> **EXERCISE REQUIREMENTS**:
Using the listing below, extract each line that has the word "color" in it.

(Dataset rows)
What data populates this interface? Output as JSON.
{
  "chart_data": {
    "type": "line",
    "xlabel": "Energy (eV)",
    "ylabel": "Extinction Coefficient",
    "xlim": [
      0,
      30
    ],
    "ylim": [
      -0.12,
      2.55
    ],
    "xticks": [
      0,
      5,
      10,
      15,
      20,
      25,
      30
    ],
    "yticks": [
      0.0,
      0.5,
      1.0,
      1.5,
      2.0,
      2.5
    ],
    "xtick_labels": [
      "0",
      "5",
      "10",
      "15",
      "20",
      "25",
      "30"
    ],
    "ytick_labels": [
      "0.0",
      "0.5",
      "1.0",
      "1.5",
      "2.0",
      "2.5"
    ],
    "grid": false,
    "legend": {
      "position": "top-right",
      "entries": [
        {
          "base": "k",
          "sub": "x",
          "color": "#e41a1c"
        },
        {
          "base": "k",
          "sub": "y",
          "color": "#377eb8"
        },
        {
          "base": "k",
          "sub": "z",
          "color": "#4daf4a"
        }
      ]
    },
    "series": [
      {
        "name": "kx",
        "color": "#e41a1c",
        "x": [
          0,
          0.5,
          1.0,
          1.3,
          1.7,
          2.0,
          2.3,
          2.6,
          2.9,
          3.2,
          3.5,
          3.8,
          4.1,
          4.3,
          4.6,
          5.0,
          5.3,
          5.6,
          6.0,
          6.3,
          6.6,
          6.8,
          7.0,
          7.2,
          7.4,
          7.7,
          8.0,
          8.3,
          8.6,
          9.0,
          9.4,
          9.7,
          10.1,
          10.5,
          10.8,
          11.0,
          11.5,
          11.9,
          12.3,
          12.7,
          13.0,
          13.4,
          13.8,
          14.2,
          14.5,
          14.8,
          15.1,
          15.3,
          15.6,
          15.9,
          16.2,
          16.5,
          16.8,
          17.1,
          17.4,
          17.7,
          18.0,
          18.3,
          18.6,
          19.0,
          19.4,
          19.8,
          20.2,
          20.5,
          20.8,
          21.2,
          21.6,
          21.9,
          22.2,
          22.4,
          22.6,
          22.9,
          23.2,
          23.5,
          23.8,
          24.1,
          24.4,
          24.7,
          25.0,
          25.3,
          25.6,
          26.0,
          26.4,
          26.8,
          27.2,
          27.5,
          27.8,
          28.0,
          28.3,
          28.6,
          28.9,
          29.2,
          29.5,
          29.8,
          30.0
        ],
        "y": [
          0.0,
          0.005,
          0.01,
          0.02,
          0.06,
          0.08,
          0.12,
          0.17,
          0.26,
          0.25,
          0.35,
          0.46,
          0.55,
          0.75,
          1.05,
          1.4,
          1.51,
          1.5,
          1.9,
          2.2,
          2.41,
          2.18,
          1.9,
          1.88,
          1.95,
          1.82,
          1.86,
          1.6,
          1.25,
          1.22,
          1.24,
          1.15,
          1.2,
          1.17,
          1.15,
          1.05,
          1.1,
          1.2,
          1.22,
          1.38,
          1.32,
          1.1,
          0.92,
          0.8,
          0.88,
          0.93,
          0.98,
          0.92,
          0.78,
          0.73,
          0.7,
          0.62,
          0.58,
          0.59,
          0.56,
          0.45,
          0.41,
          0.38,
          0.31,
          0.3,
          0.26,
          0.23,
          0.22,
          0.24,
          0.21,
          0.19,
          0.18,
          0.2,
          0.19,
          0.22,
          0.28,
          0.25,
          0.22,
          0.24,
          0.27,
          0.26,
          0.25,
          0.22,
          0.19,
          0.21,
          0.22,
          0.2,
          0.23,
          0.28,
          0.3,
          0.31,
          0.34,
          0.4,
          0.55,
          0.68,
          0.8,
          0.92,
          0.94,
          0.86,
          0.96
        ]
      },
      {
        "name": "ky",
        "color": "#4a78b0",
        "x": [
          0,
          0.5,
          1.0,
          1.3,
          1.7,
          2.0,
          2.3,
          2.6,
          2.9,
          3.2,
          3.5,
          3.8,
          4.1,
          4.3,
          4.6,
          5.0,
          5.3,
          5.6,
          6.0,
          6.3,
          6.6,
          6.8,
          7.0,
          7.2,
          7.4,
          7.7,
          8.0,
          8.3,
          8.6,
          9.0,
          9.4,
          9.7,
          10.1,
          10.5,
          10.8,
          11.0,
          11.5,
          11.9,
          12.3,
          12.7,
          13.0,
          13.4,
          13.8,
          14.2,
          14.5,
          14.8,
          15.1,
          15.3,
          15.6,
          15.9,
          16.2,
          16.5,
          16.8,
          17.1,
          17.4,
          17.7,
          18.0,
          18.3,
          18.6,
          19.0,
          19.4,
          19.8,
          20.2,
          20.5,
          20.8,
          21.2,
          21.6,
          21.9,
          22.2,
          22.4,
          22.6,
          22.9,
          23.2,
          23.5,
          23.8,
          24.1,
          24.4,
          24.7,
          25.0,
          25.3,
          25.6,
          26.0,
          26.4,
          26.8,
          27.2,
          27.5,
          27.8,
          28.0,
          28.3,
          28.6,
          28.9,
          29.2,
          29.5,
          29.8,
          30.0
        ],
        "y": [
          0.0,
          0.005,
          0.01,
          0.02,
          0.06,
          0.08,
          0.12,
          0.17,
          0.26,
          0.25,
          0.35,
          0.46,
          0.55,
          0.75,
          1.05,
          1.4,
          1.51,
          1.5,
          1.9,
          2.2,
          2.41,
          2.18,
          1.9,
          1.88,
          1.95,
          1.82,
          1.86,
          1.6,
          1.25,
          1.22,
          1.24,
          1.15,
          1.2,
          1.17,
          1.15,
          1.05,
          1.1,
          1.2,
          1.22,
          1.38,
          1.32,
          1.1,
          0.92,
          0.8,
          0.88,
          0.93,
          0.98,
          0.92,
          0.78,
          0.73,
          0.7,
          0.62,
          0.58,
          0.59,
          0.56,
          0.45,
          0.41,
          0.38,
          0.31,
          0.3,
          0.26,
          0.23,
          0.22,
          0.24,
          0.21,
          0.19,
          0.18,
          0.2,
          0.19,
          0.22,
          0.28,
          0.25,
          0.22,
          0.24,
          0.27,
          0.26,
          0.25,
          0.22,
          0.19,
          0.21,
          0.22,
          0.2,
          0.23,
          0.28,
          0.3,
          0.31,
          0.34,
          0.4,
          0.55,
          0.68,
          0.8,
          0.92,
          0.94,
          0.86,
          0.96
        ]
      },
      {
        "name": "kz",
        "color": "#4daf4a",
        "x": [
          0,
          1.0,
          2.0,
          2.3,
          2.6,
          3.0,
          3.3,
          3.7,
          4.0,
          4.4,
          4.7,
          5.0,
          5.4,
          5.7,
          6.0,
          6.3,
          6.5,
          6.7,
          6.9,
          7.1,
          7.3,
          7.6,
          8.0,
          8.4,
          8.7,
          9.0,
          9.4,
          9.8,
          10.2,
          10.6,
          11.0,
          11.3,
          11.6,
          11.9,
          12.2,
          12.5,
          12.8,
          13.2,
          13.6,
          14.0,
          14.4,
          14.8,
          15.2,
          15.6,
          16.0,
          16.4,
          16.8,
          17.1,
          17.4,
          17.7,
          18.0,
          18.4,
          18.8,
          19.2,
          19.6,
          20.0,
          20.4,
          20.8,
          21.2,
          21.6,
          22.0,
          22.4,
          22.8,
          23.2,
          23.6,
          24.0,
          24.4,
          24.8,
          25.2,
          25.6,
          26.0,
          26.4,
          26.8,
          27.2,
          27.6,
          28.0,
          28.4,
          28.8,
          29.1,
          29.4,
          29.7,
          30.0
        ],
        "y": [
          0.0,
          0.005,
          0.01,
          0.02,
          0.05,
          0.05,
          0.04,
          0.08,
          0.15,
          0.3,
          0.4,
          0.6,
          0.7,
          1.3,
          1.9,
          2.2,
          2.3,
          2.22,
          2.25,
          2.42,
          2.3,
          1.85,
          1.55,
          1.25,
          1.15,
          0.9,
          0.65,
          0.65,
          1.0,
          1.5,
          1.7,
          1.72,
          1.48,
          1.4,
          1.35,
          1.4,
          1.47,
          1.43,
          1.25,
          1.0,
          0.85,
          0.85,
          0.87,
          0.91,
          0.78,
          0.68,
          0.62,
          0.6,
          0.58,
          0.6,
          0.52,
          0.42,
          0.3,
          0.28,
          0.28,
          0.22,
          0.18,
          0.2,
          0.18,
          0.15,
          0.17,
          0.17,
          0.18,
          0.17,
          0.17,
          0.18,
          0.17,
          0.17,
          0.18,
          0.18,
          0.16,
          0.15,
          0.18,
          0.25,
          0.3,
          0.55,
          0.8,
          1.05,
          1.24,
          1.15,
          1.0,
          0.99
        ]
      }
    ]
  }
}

> **REPLY TO THE TASK**:
          "color": "#e41a1c"
          "color": "#377eb8"
          "color": "#4daf4a"
        "color": "#e41a1c",
        "color": "#4a78b0",
        "color": "#4daf4a",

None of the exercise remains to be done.